— begin Provided material —

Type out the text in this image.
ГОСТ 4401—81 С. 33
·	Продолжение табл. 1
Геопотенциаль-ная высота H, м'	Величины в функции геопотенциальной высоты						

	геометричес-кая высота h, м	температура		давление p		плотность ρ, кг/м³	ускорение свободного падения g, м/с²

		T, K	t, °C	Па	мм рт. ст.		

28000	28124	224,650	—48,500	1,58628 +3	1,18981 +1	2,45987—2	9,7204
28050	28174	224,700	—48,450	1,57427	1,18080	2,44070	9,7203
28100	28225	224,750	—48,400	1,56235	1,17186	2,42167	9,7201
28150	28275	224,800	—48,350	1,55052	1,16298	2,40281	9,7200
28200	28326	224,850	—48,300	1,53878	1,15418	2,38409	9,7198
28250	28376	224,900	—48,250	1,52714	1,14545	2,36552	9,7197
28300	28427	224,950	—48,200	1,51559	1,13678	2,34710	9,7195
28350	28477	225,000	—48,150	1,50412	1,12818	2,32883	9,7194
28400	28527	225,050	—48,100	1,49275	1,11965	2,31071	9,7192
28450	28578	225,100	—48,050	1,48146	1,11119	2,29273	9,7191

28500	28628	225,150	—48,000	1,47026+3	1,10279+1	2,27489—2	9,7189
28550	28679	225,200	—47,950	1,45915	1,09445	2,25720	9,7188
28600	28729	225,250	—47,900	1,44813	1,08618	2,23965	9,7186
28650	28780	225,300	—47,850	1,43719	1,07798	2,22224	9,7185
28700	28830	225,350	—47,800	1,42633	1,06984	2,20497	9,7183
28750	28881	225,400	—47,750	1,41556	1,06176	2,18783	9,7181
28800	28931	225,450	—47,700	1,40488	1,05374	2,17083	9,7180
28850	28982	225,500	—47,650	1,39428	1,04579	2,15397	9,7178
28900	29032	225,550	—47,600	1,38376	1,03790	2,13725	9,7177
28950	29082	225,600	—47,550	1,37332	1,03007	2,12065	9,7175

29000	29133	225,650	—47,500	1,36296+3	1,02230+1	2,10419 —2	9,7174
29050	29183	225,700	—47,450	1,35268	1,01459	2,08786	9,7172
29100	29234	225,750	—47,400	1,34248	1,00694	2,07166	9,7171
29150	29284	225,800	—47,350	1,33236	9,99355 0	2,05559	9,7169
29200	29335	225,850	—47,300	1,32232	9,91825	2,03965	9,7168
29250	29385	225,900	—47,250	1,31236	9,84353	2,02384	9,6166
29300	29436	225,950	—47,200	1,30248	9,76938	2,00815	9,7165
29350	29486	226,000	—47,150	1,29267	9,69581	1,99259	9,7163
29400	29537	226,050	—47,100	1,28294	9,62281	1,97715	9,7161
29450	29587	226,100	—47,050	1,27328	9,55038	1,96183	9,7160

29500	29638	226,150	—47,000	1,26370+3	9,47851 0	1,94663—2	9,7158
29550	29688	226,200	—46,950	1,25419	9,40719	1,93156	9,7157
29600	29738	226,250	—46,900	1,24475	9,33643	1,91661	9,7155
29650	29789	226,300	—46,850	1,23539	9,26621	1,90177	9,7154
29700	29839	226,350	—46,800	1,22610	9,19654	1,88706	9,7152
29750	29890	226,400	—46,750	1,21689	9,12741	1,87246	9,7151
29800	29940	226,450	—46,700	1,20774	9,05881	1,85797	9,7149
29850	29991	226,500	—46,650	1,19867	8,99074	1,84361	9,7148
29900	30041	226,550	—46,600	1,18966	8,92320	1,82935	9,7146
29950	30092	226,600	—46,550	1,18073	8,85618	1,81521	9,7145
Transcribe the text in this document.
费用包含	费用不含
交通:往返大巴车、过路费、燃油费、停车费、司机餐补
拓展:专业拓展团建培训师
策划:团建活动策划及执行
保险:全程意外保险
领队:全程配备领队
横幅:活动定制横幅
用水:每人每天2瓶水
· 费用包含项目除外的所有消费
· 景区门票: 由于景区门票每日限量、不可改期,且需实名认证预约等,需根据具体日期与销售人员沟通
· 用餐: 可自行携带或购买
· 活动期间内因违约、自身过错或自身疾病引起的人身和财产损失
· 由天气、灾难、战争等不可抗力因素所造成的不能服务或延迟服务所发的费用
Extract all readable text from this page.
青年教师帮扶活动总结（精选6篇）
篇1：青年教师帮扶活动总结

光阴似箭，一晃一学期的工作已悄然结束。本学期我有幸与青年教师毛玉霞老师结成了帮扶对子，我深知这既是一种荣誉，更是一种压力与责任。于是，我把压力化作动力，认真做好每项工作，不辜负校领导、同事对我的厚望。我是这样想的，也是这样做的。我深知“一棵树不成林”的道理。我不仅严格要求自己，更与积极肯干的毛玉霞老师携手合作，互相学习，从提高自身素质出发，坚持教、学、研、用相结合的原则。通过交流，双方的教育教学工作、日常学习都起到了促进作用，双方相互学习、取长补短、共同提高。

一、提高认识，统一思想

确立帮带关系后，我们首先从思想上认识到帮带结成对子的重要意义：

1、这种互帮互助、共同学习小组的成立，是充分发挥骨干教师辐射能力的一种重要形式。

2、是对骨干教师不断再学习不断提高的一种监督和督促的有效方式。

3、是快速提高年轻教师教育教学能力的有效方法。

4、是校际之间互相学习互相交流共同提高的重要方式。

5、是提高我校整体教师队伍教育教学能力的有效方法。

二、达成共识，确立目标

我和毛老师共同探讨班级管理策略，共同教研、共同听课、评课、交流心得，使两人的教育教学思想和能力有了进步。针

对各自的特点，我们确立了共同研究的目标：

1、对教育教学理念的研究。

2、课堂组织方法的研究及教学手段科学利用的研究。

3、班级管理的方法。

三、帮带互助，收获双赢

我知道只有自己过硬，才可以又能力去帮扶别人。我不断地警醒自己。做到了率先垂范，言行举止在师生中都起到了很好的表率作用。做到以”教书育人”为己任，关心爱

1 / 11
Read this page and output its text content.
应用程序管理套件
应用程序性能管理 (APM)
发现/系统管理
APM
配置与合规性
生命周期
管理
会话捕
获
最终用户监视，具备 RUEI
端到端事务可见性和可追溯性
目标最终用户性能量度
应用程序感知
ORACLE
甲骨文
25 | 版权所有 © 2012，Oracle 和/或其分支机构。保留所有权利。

— end Provided material —

*Your goal*:
Each line with the string "this" in it needs to be found and copied.

*Answer to the problem*:
Type out the text in this image.
Transcribe the text in this document.
Extract all readable text from this page.
Read this page and output its text content.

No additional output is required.